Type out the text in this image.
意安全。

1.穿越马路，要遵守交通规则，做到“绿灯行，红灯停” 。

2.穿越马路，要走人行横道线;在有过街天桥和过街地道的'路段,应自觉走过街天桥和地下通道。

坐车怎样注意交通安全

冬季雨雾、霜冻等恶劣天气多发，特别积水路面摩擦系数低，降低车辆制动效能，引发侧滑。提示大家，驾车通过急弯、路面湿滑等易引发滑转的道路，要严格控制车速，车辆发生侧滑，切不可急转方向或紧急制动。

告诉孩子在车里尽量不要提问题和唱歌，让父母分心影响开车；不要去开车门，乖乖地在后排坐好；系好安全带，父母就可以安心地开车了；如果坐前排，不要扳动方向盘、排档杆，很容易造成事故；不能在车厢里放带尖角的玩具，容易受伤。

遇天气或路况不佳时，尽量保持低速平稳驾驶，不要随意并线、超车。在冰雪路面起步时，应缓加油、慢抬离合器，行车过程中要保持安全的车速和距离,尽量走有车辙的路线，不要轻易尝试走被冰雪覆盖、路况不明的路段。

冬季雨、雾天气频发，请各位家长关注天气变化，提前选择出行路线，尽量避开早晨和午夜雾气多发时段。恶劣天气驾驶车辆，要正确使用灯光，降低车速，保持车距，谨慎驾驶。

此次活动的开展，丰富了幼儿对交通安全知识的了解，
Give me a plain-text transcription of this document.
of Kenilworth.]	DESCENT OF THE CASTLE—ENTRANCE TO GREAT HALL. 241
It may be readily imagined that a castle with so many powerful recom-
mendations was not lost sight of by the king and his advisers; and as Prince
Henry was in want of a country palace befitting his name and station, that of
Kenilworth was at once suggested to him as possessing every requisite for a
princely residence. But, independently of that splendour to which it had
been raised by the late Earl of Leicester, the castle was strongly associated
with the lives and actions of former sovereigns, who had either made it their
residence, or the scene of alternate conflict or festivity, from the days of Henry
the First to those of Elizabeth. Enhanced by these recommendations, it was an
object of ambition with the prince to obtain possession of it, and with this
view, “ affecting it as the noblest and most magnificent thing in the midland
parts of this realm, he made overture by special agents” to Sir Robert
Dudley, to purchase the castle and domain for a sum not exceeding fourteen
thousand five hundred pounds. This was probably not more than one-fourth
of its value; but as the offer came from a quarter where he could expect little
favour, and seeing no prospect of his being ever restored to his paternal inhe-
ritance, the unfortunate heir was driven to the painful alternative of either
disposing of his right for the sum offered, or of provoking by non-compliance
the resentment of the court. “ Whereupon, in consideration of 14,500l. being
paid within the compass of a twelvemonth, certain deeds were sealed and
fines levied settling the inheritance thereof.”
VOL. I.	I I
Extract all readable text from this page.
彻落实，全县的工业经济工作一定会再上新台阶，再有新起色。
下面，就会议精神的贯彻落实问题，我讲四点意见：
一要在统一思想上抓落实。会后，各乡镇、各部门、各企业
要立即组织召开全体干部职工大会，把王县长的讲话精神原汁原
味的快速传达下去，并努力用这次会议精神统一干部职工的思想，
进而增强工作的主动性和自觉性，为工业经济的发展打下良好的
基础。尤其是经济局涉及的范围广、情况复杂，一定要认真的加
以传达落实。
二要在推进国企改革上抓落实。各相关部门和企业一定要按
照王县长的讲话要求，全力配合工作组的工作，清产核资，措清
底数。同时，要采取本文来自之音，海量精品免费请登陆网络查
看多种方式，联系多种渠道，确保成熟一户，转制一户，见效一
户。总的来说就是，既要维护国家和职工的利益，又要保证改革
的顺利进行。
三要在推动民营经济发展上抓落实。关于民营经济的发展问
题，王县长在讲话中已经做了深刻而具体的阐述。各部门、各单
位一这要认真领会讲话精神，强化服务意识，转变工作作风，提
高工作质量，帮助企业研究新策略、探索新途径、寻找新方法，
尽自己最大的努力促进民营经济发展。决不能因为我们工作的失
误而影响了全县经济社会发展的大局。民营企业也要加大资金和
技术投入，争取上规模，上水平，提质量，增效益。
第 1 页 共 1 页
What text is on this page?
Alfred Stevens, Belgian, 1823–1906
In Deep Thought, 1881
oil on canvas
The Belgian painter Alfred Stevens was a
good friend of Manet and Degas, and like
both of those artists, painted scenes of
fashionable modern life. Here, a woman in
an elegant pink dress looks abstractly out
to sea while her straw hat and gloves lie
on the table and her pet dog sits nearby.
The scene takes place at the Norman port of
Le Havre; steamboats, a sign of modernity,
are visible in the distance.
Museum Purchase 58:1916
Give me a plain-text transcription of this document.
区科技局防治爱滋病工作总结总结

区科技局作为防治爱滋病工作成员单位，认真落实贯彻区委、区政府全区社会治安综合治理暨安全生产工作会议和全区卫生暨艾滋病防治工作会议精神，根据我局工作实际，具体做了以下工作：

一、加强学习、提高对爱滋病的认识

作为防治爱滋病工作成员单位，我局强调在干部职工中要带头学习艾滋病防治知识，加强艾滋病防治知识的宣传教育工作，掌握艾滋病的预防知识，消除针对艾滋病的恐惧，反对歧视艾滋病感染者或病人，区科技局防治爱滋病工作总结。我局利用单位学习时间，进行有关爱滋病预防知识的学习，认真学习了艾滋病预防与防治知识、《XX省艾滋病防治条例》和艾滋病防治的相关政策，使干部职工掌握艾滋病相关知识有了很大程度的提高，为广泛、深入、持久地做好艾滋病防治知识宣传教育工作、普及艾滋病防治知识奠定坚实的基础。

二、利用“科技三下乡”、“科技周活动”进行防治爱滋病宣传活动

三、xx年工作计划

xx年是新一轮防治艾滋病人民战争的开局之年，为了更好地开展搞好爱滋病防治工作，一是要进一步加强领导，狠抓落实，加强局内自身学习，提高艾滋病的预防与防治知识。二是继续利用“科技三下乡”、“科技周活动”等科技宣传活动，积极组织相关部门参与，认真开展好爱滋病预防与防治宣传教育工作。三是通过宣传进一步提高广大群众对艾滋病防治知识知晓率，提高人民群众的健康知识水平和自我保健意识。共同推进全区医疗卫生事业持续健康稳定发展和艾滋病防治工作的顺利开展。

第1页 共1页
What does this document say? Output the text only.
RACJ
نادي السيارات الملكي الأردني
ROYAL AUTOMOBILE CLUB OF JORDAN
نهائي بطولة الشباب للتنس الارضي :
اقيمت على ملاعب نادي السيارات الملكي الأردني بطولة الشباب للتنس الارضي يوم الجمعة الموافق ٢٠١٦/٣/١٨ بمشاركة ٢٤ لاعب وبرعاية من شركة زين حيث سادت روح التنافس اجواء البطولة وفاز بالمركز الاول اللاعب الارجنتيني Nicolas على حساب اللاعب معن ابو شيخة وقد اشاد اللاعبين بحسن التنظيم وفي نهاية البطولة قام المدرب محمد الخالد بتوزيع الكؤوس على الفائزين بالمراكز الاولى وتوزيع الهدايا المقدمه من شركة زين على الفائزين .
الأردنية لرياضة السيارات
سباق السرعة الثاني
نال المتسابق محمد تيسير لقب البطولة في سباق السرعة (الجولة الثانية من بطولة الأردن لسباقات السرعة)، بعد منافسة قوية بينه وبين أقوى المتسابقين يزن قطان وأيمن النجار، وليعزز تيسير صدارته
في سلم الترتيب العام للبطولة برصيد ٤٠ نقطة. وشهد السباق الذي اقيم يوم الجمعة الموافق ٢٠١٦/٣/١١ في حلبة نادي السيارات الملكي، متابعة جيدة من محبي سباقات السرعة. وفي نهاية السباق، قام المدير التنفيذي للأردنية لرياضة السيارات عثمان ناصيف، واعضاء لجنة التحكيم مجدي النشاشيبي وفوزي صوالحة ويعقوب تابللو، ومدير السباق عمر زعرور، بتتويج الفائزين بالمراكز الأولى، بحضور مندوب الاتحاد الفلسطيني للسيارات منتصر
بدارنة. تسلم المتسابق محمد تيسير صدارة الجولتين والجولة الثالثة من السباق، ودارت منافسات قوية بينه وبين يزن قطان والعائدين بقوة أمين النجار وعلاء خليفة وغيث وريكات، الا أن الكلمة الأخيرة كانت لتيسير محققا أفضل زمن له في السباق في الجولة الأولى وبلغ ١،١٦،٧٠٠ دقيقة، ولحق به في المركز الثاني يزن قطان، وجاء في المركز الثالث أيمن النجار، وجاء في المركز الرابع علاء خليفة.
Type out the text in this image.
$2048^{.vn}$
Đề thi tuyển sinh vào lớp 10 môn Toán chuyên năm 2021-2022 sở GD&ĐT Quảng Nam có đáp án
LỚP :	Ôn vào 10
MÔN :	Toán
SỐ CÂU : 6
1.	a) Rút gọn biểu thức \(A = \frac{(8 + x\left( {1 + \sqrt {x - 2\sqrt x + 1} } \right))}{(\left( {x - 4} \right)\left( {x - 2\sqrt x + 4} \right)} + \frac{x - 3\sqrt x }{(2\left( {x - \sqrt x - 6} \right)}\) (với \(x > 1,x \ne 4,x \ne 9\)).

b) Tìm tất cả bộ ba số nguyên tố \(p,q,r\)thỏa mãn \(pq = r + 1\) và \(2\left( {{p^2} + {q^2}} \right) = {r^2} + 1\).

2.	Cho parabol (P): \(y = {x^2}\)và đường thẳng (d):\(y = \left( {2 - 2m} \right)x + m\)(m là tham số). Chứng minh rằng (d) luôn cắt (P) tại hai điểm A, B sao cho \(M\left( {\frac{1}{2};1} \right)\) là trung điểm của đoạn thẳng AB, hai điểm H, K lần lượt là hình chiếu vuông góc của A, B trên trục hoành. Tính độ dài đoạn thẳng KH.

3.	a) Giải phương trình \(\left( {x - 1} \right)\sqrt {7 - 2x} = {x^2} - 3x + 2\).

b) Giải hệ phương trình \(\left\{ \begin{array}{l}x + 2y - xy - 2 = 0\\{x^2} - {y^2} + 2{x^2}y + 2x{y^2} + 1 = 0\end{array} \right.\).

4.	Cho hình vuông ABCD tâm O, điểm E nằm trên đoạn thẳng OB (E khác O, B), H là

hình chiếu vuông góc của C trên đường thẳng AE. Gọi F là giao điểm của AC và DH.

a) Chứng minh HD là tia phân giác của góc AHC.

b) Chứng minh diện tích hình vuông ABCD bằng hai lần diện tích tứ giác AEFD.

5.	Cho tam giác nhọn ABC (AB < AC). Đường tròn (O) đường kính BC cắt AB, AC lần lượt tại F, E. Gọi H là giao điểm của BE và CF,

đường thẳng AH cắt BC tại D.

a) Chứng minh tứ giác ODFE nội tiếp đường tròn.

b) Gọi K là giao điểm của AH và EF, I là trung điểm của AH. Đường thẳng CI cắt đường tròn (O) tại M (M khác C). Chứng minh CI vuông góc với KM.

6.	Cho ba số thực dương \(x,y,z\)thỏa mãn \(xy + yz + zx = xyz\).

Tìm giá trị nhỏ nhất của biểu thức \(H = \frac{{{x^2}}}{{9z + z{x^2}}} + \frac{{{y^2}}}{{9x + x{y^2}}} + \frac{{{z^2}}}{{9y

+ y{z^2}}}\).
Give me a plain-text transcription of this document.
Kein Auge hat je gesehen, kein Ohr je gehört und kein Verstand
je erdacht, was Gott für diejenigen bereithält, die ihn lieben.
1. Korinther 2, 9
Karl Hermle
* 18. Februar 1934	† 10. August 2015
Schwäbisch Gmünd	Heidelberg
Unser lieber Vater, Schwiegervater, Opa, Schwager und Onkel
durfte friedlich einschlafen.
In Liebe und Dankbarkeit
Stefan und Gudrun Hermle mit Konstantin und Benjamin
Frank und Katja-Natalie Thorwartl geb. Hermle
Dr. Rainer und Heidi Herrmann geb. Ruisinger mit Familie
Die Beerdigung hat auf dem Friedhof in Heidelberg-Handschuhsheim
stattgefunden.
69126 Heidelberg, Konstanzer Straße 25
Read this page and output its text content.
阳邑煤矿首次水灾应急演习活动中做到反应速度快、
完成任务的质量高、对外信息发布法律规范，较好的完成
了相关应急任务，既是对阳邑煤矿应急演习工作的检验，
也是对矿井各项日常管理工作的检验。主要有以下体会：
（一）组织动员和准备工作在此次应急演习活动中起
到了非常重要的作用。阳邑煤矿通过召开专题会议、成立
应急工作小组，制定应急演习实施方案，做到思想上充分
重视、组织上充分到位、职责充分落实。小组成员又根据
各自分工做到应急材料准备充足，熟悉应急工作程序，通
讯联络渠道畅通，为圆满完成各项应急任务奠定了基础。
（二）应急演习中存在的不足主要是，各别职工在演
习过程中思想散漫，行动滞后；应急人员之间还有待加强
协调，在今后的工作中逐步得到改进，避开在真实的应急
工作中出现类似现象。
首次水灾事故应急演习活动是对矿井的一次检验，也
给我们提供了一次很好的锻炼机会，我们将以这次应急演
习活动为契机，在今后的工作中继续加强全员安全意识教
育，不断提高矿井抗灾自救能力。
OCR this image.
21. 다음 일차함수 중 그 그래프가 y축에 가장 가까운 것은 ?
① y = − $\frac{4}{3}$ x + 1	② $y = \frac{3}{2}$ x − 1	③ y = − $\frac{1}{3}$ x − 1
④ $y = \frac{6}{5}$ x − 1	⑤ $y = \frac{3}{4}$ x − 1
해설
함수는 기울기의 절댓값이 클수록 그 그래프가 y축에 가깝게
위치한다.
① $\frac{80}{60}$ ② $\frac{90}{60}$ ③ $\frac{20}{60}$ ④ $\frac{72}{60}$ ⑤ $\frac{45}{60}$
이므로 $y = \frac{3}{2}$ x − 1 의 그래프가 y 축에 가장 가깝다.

+-------+

Pick out lines containing the word "Toán", each one as written.

▸ Reply to the exercise:
Đề thi tuyển sinh vào lớp 10 môn Toán chuyên năm 2021-2022 sở GD&ĐT Quảng Nam có đáp án
MÔN :	Toán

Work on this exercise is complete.